__SET TASK__: Say how many lines include "Purchase", with no words around the number.
[START DATASET EXCERPTS]
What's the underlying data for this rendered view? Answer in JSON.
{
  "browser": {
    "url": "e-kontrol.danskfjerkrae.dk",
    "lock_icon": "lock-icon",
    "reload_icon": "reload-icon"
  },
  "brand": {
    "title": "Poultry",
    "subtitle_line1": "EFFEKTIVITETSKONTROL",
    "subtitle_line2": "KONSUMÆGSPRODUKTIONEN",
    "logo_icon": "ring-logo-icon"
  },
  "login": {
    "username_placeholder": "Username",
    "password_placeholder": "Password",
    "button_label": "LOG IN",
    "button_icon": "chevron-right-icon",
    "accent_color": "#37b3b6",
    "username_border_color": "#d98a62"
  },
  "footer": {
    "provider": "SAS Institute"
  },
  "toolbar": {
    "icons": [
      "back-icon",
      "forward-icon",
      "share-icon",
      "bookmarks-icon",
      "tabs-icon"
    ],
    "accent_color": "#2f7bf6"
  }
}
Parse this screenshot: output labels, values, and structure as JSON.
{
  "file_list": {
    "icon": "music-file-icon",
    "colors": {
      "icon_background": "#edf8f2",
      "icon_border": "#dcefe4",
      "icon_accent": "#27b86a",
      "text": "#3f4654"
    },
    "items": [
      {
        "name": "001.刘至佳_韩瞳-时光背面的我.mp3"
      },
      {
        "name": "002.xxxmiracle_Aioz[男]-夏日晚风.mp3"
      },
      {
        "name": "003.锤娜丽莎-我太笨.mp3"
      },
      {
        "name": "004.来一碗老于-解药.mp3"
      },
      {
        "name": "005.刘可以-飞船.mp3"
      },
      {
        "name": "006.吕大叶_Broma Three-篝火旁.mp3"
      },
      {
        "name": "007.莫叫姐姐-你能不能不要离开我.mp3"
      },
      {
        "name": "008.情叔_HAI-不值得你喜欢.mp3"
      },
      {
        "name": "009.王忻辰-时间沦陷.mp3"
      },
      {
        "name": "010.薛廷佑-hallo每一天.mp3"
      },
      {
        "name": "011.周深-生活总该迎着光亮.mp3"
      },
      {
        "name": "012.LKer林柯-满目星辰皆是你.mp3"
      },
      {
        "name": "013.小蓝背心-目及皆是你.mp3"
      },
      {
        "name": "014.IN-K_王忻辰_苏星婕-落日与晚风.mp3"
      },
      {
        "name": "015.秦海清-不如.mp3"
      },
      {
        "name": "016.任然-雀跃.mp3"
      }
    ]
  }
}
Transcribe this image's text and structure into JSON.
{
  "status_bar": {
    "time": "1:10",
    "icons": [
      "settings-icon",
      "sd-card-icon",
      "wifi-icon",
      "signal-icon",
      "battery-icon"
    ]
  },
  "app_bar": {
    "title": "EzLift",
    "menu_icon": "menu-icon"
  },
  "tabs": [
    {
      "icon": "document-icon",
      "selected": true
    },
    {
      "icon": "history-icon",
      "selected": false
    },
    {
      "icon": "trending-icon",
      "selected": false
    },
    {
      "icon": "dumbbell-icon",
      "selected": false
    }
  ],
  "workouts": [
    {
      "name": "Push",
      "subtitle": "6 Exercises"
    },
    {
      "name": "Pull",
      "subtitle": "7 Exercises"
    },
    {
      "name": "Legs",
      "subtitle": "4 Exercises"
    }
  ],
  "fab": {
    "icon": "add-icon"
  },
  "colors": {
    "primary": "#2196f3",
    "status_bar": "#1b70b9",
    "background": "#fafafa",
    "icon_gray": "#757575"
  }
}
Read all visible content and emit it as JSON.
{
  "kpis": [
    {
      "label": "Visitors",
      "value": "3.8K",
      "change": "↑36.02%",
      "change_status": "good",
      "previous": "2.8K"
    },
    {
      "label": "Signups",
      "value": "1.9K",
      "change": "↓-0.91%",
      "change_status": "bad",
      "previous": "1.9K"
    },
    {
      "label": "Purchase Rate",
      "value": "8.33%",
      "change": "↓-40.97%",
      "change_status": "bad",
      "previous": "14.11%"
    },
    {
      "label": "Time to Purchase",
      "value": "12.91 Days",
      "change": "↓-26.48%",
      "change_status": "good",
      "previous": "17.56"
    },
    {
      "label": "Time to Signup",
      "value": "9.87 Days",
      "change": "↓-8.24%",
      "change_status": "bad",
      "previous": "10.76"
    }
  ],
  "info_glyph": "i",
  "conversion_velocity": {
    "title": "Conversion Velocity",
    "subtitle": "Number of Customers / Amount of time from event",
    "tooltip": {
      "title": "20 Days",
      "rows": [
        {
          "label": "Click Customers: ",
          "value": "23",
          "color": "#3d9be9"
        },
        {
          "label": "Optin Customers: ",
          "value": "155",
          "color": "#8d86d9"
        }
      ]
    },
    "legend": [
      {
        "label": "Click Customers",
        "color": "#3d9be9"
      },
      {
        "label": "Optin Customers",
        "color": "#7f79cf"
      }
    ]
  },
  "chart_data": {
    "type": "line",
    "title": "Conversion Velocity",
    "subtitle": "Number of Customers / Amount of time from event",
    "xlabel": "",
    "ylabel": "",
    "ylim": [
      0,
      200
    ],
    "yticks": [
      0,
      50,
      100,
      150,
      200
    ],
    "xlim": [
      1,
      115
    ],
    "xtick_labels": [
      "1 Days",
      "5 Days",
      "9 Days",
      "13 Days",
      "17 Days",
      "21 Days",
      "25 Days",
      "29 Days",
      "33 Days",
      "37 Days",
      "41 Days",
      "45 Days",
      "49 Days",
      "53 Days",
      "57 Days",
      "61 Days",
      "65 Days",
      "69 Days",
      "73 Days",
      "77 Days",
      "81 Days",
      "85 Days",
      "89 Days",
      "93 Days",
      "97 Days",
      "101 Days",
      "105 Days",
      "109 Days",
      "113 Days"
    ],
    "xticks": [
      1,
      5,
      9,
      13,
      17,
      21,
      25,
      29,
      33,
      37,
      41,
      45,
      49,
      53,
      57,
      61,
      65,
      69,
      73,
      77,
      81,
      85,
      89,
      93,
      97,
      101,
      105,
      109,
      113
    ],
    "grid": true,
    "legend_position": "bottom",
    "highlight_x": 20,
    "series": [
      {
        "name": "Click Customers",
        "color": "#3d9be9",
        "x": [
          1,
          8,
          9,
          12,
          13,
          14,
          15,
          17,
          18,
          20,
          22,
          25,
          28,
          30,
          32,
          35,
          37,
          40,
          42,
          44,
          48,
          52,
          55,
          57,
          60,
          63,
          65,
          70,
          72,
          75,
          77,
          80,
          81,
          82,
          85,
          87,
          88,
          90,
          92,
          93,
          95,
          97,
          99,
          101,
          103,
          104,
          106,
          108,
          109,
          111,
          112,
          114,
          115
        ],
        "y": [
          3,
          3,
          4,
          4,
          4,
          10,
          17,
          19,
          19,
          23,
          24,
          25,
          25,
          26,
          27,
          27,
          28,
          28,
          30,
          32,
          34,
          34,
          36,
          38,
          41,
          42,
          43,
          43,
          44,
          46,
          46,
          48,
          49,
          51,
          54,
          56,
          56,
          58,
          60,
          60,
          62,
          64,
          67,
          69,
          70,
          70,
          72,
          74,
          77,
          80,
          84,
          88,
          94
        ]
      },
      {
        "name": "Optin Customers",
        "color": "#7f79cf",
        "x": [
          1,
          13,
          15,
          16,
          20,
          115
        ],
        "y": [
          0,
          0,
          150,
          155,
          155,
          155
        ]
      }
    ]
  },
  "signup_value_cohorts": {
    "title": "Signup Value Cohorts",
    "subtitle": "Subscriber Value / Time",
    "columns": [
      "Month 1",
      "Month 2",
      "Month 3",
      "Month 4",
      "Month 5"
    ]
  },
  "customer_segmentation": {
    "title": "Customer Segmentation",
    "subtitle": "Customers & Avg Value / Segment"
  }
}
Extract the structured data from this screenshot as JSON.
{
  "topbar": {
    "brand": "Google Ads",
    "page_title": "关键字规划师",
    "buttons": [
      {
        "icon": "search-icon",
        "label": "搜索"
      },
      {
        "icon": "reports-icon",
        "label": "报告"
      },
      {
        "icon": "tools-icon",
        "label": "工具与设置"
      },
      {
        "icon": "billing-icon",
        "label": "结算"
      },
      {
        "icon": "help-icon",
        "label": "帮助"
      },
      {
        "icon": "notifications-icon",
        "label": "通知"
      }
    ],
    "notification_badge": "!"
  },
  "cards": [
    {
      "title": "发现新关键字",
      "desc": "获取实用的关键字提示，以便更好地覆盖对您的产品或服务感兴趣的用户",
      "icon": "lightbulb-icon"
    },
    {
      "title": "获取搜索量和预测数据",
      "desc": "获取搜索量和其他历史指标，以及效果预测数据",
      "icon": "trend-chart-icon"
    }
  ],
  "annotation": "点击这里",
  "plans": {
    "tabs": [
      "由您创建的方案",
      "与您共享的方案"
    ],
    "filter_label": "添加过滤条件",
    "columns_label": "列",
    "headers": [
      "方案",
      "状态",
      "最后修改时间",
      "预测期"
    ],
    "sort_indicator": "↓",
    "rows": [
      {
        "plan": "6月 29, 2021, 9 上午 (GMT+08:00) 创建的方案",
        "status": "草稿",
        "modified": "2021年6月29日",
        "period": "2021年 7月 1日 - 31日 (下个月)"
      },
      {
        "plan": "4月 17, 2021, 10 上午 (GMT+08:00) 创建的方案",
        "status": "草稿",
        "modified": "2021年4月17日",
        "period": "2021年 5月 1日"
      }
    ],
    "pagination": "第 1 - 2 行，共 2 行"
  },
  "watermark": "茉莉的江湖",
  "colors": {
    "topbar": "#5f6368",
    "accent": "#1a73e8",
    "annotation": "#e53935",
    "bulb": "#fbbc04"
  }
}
[END DATASET EXCERPTS]
__CORRECT ANSWER__: 2